## [Objective]
Review the listing and copy each line that holds the word "logo".

## [Available records]

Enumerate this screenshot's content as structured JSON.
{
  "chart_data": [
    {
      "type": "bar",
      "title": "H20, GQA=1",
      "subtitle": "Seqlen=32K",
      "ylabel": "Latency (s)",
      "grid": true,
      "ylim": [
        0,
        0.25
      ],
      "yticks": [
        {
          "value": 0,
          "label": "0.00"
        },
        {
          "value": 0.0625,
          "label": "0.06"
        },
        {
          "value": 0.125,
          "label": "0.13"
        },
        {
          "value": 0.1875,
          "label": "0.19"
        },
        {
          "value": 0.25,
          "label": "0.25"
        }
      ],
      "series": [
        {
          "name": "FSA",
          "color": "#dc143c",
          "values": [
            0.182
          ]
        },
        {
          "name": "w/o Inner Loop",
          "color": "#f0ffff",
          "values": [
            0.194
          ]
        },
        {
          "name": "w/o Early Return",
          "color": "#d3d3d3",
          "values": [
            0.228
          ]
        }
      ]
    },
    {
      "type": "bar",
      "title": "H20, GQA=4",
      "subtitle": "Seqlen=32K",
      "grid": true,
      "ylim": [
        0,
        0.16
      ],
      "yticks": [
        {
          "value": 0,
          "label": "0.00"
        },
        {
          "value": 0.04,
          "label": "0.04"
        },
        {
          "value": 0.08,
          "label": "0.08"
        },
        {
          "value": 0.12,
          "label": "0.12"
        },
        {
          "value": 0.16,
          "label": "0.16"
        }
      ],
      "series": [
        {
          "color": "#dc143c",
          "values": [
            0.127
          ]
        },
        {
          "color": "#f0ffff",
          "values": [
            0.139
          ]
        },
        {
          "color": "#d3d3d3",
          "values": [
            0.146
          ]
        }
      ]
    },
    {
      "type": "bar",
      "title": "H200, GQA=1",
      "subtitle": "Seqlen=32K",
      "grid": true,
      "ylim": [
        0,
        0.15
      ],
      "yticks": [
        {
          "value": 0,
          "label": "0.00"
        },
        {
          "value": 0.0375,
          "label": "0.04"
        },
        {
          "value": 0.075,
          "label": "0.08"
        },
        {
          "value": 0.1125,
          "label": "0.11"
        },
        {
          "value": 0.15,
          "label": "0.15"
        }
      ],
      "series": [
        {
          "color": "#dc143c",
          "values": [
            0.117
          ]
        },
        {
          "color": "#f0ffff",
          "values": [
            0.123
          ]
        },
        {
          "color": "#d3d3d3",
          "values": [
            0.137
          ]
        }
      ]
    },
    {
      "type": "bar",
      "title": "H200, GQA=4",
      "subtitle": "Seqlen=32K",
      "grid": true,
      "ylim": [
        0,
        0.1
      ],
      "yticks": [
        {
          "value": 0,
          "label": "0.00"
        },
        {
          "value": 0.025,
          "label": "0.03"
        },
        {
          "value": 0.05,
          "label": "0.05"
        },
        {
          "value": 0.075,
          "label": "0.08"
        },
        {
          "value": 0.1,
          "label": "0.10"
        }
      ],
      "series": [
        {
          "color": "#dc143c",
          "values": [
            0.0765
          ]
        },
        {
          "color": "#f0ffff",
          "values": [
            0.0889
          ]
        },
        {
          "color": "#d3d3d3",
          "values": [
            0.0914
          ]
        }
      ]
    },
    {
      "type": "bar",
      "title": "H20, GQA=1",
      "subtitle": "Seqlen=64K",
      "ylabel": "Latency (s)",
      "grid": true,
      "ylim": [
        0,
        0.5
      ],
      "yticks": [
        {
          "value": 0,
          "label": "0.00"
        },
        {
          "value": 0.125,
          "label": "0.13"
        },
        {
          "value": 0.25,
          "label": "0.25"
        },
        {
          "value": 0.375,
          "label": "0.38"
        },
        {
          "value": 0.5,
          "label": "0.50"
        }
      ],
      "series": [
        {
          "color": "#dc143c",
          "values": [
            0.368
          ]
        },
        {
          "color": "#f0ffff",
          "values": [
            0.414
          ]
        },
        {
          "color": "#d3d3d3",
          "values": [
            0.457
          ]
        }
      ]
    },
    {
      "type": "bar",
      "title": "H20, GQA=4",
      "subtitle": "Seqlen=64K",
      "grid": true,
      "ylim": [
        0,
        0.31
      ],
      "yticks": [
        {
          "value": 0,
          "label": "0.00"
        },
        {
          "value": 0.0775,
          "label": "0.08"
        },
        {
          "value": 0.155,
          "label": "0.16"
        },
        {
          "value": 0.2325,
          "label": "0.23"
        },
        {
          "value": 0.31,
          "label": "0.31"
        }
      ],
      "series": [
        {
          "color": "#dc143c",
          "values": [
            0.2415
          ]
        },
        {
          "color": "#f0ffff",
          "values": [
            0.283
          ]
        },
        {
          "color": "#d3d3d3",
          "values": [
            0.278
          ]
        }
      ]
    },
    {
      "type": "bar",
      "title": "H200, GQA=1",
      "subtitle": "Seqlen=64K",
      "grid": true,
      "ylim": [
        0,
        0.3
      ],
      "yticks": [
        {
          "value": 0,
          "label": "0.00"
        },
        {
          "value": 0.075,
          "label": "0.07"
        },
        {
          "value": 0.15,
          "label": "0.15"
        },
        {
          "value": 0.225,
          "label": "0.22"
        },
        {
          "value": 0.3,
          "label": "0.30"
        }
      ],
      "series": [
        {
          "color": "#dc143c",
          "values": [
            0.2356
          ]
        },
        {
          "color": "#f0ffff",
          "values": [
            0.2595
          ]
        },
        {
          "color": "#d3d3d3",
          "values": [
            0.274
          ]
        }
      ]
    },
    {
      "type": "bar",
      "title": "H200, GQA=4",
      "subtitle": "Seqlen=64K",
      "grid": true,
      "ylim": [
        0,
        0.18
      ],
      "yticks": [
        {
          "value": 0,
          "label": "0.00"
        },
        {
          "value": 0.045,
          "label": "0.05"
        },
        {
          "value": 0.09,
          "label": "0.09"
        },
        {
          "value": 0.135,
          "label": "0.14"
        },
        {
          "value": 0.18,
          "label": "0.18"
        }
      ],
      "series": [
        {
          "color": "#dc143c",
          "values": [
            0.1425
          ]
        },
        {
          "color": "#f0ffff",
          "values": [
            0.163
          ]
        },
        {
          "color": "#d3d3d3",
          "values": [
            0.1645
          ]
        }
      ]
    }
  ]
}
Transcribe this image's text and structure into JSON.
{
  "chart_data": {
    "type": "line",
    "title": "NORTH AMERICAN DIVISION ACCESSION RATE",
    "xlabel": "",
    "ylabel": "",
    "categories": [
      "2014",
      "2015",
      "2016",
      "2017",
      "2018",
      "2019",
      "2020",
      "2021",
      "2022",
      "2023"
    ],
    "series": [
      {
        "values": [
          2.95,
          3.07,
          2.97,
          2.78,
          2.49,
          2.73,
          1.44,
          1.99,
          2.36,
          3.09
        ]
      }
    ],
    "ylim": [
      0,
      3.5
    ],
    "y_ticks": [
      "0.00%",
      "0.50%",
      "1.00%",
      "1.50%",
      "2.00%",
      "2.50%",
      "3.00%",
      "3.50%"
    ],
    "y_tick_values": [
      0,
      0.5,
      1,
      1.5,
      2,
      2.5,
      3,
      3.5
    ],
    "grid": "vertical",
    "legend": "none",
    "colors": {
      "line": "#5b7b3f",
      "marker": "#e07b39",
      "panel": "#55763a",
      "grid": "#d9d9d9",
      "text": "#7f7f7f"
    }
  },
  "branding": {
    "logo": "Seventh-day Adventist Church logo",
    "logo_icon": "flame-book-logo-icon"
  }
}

## [Correct answer]
    "logo": "Seventh-day Adventist Church logo",
    "logo_icon": "flame-book-logo-icon"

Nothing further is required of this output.